— BEGIN STORED DATA —
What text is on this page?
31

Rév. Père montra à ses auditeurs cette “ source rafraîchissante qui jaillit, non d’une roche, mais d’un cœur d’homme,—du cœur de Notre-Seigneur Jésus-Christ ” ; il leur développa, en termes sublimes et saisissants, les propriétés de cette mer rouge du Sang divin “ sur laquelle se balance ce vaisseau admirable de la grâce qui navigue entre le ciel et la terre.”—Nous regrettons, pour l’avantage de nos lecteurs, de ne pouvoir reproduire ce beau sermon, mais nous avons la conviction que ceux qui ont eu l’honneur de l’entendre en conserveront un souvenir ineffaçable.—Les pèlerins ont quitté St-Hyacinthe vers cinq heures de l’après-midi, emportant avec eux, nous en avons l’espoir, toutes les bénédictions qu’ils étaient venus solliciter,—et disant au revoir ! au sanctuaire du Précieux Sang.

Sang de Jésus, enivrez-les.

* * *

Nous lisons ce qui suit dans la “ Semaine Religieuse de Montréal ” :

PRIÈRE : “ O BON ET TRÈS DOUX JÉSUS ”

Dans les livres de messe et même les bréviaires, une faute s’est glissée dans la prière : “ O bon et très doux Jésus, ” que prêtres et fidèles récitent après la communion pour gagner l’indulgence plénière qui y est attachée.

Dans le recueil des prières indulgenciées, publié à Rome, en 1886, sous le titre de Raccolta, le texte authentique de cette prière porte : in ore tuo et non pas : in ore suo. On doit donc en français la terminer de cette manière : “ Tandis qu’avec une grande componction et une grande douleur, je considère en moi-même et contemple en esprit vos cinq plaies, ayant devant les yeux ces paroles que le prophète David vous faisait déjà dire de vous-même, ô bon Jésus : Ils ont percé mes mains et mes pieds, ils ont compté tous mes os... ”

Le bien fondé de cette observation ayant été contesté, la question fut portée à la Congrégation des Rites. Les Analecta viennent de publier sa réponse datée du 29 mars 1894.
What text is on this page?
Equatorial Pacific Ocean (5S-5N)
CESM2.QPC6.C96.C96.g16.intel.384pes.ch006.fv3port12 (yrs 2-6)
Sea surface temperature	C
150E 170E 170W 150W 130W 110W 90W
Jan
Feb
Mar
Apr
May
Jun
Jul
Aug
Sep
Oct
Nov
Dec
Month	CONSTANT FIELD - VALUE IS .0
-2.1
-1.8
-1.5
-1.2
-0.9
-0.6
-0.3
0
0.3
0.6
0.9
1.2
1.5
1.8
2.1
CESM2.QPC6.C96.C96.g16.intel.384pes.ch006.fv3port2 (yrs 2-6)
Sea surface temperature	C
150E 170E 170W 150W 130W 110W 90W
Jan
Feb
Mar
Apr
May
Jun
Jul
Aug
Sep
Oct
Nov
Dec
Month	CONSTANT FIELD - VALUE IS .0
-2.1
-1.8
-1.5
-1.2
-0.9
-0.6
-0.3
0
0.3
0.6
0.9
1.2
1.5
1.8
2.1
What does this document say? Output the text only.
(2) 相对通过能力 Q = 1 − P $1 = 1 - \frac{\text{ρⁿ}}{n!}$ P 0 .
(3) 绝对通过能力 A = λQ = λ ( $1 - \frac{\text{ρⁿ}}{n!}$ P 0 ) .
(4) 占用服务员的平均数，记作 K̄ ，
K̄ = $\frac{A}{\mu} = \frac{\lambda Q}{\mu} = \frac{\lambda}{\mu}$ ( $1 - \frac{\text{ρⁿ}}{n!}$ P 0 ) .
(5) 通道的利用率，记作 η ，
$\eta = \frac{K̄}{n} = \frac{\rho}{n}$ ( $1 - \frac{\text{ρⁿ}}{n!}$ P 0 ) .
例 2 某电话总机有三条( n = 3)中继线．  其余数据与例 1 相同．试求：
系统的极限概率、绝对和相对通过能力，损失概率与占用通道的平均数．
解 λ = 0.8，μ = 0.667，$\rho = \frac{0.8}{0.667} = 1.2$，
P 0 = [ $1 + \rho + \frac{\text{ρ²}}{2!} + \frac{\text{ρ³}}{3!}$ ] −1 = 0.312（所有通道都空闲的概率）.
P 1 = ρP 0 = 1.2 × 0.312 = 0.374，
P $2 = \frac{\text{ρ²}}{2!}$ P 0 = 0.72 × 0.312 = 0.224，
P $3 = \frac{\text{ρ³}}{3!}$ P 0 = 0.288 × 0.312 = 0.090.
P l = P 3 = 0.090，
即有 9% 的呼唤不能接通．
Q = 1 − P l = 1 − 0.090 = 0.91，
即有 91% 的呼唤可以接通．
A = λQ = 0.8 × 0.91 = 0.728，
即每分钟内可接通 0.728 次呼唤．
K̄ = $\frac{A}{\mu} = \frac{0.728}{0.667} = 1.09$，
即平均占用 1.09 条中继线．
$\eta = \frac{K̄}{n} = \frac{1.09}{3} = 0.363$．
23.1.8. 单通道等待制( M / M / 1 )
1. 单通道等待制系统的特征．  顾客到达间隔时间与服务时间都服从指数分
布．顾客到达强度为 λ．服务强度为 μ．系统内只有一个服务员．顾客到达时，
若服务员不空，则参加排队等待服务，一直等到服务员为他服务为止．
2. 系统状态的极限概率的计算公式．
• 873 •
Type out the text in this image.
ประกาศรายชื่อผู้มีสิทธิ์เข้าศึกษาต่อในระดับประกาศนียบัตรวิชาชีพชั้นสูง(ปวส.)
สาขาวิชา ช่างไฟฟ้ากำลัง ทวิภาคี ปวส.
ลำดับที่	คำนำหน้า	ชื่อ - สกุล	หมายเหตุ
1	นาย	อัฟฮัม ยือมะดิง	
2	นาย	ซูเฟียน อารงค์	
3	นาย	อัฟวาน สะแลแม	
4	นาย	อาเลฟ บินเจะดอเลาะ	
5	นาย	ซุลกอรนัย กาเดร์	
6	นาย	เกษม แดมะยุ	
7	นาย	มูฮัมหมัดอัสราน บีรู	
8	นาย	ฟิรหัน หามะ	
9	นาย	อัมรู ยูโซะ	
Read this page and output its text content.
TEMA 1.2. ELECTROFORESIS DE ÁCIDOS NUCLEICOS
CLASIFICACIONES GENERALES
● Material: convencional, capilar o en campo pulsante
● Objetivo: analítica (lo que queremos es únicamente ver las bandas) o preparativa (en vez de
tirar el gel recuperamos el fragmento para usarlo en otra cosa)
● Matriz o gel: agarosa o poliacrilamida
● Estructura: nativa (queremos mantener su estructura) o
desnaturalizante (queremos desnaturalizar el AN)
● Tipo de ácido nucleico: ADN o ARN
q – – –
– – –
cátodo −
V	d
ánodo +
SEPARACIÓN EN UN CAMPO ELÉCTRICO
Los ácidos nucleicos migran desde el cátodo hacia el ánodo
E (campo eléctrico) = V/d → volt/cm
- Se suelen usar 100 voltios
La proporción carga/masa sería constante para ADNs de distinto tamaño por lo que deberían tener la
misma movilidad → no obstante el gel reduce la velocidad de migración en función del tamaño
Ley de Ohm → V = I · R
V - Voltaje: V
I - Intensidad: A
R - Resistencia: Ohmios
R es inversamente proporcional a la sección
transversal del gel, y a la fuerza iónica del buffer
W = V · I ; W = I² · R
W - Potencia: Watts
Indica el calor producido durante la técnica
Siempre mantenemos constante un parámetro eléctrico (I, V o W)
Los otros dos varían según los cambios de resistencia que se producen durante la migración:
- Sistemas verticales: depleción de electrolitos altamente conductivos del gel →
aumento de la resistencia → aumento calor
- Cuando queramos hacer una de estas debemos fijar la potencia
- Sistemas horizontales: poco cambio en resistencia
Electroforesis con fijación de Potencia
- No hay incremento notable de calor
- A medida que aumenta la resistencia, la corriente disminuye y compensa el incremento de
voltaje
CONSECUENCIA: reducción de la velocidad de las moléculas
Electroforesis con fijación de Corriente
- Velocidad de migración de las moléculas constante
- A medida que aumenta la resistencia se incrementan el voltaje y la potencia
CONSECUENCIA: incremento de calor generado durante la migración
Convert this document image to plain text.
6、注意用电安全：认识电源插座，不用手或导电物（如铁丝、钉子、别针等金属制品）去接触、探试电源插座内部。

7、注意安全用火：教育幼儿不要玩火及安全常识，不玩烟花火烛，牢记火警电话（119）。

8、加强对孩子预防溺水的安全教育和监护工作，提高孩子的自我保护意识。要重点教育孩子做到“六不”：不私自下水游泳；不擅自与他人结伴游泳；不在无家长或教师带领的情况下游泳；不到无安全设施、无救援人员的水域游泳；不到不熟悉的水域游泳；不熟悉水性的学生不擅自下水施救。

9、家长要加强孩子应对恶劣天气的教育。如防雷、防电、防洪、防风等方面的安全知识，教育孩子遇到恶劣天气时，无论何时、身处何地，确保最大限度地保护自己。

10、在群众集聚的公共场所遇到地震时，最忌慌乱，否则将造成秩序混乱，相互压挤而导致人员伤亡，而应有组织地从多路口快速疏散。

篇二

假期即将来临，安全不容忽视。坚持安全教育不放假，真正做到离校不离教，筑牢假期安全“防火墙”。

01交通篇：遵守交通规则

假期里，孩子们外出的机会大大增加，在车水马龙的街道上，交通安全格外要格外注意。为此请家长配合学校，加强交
— END STORED DATA —
Begin with the line that contains "Convert this document image to plain text." and quote each line after it exactly, stopping after the last line of the data.

■ EXPECTED ANSWER:
Convert this document image to plain text.
6、注意用电安全：认识电源插座，不用手或导电物（如铁丝、钉子、别针等金属制品）去接触、探试电源插座内部。

7、注意安全用火：教育幼儿不要玩火及安全常识，不玩烟花火烛，牢记火警电话（119）。

8、加强对孩子预防溺水的安全教育和监护工作，提高孩子的自我保护意识。要重点教育孩子做到“六不”：不私自下水游泳；不擅自与他人结伴游泳；不在无家长或教师带领的情况下游泳；不到无安全设施、无救援人员的水域游泳；不到不熟悉的水域游泳；不熟悉水性的学生不擅自下水施救。

9、家长要加强孩子应对恶劣天气的教育。如防雷、防电、防洪、防风等方面的安全知识，教育孩子遇到恶劣天气时，无论何时、身处何地，确保最大限度地保护自己。

10、在群众集聚的公共场所遇到地震时，最忌慌乱，否则将造成秩序混乱，相互压挤而导致人员伤亡，而应有组织地从多路口快速疏散。

篇二

假期即将来临，安全不容忽视。坚持安全教育不放假，真正做到离校不离教，筑牢假期安全“防火墙”。

01交通篇：遵守交通规则

假期里，孩子们外出的机会大大增加，在车水马龙的街道上，交通安全格外要格外注意。为此请家长配合学校，加强交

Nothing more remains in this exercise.